== Texto proporcionado ==
-----

Desde que el SARS-CoV-2 irrumpiese en nuestras vidas a finales de 2019 nada ha vuelto a ser como antes. Y aunque gracias a la vacunación y a la toma de medidas sanitarias no se ha vuelto a producir una situación tan dramática como la vivida en la primavera de 2020, las sucesivas olas han supuesto un alto coste en víctimas y en enfermos crónicos.
Uno de los grandes problemas es que siguen existiendo todavía grandes incógnitas que debe resolver la comunidad científica, como demuestra la aparición de una nueva variante, ómicron, que presenta mutaciones desconocidas hasta ahora y que podría estar afectando también a personas vacunadas. Y vuelven a surgir las dudas: ¿puede una nueva variante aumentar de nuevo el riesgo de muerte entre la población?
Un nuevo análisis estadístico llevado a cabo en Estados Unidos por expertos de la Universidad de Cambridge parece responder a esta pregunta. La investigación respalda la tesis de que la Covid-19 se volvió más letal en el Reino Unido a fines de 2020, pero concluye que se debe a múltiples factores y no sólo a la aparición de la variante alfa que era la más extendida en ese momento. Los resultados del estudio han sido publicados en PLOS ONE.

-----

== Extractos de datos ==
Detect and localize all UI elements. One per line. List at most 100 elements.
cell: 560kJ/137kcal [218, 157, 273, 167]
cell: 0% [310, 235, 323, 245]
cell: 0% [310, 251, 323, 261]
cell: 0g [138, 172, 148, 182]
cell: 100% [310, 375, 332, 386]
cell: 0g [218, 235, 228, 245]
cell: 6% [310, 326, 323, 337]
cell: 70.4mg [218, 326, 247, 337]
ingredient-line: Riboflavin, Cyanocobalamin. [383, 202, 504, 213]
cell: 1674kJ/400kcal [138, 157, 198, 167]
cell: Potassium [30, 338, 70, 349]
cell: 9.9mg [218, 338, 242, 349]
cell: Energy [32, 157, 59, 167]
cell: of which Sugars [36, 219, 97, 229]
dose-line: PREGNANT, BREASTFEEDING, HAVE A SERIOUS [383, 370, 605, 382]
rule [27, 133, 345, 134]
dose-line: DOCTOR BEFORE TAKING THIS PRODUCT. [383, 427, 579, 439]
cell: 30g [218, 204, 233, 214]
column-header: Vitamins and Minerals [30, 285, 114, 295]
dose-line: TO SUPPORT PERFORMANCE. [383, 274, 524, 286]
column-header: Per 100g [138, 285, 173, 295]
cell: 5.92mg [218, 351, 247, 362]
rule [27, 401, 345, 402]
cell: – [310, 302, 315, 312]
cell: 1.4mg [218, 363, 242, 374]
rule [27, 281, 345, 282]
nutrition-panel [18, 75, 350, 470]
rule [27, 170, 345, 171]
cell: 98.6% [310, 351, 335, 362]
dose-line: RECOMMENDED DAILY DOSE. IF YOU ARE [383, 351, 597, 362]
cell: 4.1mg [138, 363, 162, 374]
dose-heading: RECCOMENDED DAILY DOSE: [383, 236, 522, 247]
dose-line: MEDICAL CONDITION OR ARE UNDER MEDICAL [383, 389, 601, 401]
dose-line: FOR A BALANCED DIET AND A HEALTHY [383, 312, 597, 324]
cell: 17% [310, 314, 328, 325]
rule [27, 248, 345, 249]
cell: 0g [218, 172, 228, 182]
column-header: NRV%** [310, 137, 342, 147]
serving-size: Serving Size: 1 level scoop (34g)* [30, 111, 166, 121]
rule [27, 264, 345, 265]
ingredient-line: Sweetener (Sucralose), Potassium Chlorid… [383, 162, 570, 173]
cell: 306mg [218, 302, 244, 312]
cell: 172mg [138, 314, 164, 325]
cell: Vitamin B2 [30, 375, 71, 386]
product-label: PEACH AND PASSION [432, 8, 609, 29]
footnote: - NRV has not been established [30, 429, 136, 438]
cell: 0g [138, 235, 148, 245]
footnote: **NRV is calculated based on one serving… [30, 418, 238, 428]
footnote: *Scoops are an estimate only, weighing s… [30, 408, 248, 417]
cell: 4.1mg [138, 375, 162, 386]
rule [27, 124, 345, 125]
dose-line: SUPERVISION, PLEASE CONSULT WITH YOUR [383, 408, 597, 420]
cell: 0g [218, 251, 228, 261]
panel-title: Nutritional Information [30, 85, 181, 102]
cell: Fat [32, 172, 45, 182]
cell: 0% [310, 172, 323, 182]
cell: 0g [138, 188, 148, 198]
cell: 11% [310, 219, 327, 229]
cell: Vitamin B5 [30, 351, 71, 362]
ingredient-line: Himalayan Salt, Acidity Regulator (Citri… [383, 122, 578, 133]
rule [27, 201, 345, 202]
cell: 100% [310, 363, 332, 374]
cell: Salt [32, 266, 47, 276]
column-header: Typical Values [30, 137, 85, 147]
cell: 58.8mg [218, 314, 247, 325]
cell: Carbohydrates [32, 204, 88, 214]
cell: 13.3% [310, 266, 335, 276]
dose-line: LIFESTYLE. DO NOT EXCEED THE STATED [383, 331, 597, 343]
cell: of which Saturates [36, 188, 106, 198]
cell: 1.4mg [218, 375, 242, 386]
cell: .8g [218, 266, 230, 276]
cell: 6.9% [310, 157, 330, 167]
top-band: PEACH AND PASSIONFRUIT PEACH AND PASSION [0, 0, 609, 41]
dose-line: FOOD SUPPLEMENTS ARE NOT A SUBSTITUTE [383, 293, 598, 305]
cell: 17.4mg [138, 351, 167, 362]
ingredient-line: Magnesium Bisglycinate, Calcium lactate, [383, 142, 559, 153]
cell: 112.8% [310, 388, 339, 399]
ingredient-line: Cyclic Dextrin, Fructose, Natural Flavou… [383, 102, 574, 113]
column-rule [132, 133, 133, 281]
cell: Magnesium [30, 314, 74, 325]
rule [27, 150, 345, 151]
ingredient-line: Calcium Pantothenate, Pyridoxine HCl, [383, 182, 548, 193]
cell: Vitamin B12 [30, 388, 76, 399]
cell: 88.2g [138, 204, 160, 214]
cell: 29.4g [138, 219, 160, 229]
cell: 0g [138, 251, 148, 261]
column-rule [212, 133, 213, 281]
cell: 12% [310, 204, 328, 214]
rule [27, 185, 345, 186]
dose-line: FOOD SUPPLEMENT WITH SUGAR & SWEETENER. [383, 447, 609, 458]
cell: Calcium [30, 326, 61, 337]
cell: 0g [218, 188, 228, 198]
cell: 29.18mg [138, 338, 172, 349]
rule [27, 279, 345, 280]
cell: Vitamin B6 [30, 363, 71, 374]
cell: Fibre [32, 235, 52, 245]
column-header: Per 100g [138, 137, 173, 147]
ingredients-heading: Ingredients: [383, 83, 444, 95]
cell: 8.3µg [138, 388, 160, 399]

-----

== Trabajo requerido ==
1. Indica si cada una de las afirmaciones (a), (b) y (c) concuerda con el texto sobre la Covid-19, y justifica tu respuesta con las palabras exactas del texto que lo deciden. (a) El análisis estadístico fue realizado por expertos de la Universidad de Cambridge. (b) La investigación atribuye el aumento de la letalidad únicamente a la variante alfa. (c) Los resultados del estudio se publicaron en PLOS ONE.
2. Responde brevemente, a partir del texto sobre la Covid-19, las preguntas (a), (b) y (c).
(a) ¿Cuándo irrumpió el SARS-CoV-2 en nuestras vidas?
(b) ¿Cómo se llama la nueva variante que se menciona?
(c) ¿En qué país se volvió más letal la Covid-19 a fines de 2020, según la investigación?
3. Edita el texto sobre la Covid-19: reescribe el fragmento que comienza con "Uno de los grandes" y continúa hasta "en PLOS ONE.", y sustituye "comunidad científica" por "comunidad médica".
El listado no hace falta para resolver estas tareas.

== Soluciones propuestas ==
1.
(a) Sí: "llevado a cabo en Estados Unidos por expertos de la Universidad de Cambridge".
(b) No: "se debe a múltiples factores y no sólo a la aparición de la variante alfa".
(c) Sí: "Los resultados del estudio han sido publicados en PLOS ONE".

2.
(a) A finales de 2019.
(b) Ómicron.
(c) En el Reino Unido.

3.
Uno de los grandes problemas es que siguen existiendo todavía grandes incógnitas que debe resolver la comunidad médica, como demuestra la aparición de una nueva variante, ómicron, que presenta mutaciones desconocidas hasta ahora y que podría estar afectando también a personas vacunadas. Y vuelven a surgir las dudas: ¿puede una nueva variante aumentar de nuevo el riesgo de muerte entre la población?
Un nuevo análisis estadístico llevado a cabo en Estados Unidos por expertos de la Universidad de Cambridge parece responder a esta pregunta. La investigación respalda la tesis de que la Covid-19 se volvió más letal en el Reino Unido a fines de 2020, pero concluye que se debe a múltiples factores y no sólo a la aparición de la variante alfa que era la más extendida en ese momento. Los resultados del estudio han sido publicados en PLOS ONE.